> DIRECTIONS
Locate the line that contains "Convert this screenshot". Print it and every subsequent line through the final line of the records, exactly and only those.

== PROVIDED RECORDS

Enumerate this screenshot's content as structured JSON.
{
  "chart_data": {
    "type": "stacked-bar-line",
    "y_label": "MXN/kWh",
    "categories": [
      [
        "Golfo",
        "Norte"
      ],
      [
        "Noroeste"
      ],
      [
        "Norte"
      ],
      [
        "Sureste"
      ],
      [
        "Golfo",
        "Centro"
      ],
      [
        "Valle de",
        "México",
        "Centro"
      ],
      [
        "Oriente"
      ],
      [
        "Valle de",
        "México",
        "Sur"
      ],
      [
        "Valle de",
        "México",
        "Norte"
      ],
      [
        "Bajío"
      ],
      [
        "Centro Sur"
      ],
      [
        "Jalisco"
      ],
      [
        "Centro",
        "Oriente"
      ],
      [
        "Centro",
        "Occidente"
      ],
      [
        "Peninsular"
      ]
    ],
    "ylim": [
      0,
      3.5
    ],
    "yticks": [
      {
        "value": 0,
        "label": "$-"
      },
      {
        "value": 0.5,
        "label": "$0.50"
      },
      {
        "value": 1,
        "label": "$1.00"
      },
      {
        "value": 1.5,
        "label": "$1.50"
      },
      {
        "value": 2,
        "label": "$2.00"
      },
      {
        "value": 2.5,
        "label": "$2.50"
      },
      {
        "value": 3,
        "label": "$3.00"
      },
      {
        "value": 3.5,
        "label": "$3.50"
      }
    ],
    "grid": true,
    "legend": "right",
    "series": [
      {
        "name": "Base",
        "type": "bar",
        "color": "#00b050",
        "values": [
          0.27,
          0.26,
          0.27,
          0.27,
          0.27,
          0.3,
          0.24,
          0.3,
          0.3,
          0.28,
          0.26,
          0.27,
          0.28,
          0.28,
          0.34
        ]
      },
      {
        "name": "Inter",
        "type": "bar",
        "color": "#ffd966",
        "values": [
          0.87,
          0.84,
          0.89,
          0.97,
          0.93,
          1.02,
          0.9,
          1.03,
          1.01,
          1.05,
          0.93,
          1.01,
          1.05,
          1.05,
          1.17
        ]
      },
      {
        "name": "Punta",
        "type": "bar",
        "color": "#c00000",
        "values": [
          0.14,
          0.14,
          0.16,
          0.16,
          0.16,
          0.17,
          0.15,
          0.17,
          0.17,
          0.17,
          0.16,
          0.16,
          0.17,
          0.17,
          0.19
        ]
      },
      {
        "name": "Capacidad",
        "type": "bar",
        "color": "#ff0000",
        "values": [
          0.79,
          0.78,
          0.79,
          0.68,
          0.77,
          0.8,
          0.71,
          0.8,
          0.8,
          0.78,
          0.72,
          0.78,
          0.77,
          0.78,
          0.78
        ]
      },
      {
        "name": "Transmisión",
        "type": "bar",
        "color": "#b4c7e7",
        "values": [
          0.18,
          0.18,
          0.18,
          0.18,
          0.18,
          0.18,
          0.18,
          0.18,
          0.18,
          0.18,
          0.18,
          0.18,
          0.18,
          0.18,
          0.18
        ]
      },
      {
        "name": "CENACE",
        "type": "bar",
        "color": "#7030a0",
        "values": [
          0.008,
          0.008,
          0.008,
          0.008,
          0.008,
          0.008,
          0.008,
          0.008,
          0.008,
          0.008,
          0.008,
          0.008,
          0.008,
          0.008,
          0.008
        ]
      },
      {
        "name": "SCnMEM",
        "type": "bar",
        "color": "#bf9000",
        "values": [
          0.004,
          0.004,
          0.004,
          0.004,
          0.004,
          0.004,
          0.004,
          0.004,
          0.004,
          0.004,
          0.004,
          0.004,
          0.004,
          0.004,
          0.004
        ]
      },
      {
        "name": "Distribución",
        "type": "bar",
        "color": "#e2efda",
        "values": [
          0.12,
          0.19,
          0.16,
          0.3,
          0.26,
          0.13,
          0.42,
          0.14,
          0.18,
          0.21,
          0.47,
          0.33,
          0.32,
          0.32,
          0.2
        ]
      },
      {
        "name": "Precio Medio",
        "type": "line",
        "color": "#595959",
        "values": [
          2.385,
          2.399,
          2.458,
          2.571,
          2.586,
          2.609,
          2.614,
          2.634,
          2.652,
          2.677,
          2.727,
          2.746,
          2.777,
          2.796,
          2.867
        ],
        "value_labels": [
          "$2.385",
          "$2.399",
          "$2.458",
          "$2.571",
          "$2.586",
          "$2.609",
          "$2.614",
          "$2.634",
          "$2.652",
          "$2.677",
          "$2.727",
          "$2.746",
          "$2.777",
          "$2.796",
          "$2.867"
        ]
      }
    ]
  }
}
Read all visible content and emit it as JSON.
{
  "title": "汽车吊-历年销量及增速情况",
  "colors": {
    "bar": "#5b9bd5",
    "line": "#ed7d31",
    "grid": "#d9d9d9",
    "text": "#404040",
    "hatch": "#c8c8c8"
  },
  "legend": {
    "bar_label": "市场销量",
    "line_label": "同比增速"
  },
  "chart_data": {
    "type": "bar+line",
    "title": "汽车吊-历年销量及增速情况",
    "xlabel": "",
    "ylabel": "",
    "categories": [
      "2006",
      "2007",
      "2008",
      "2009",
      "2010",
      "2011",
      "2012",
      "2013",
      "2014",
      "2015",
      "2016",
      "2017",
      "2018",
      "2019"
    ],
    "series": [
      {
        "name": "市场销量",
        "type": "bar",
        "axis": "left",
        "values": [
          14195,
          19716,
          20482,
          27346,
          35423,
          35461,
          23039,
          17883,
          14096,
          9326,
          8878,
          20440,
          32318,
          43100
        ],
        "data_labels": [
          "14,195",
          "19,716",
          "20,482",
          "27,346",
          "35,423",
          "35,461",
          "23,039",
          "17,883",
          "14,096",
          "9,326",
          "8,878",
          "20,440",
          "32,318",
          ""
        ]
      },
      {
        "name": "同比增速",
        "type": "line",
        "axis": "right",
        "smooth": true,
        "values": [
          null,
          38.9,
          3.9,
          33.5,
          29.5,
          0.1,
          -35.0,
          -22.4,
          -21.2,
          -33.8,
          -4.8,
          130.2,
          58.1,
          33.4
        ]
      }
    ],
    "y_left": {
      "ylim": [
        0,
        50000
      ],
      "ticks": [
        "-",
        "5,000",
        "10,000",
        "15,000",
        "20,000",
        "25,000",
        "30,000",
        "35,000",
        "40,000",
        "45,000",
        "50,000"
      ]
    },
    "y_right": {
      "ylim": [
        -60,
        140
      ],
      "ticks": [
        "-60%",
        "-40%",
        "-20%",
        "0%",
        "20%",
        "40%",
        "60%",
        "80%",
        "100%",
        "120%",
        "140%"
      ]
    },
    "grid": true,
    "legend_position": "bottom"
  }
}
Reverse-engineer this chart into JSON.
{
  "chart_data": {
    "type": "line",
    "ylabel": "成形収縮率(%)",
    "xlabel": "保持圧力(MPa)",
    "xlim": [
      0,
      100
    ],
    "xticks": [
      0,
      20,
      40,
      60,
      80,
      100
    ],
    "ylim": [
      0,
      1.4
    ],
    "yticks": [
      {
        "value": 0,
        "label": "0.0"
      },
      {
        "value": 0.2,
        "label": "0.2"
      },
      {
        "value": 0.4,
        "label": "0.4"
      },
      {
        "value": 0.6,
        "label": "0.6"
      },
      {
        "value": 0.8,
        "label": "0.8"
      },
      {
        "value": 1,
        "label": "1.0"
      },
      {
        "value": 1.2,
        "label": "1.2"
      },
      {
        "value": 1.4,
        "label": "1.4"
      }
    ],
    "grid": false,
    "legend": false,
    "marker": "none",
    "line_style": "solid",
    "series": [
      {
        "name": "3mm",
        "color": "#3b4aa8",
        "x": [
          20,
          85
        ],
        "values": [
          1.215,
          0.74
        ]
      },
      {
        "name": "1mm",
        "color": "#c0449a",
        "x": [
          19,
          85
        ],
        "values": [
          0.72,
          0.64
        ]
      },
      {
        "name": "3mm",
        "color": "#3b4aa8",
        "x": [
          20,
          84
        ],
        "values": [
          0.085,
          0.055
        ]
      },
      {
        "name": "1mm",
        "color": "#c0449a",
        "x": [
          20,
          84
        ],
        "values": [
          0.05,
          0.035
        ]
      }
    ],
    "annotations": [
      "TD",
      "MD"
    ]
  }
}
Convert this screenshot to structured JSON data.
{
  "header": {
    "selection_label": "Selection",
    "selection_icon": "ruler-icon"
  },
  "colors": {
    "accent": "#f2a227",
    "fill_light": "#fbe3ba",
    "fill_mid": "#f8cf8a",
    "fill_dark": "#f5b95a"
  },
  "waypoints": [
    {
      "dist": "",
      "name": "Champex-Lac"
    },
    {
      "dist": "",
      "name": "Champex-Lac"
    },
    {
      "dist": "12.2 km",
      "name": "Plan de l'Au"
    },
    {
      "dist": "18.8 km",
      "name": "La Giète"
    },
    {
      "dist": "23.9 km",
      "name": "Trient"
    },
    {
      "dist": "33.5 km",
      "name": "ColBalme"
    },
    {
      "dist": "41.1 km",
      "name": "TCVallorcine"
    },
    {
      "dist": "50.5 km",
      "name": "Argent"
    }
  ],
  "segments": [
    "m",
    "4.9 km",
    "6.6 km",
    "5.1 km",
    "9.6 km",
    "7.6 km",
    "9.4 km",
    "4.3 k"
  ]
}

====

> FULL ANSWER
Convert this screenshot to structured JSON data.
{
  "header": {
    "selection_label": "Selection",
    "selection_icon": "ruler-icon"
  },
  "colors": {
    "accent": "#f2a227",
    "fill_light": "#fbe3ba",
    "fill_mid": "#f8cf8a",
    "fill_dark": "#f5b95a"
  },
  "waypoints": [
    {
      "dist": "",
      "name": "Champex-Lac"
    },
    {
      "dist": "",
      "name": "Champex-Lac"
    },
    {
      "dist": "12.2 km",
      "name": "Plan de l'Au"
    },
    {
      "dist": "18.8 km",
      "name": "La Giète"
    },
    {
      "dist": "23.9 km",
      "name": "Trient"
    },
    {
      "dist": "33.5 km",
      "name": "ColBalme"
    },
    {
      "dist": "41.1 km",
      "name": "TCVallorcine"
    },
    {
      "dist": "50.5 km",
      "name": "Argent"
    }
  ],
  "segments": [
    "m",
    "4.9 km",
    "6.6 km",
    "5.1 km",
    "9.6 km",
    "7.6 km",
    "9.4 km",
    "4.3 k"
  ]
}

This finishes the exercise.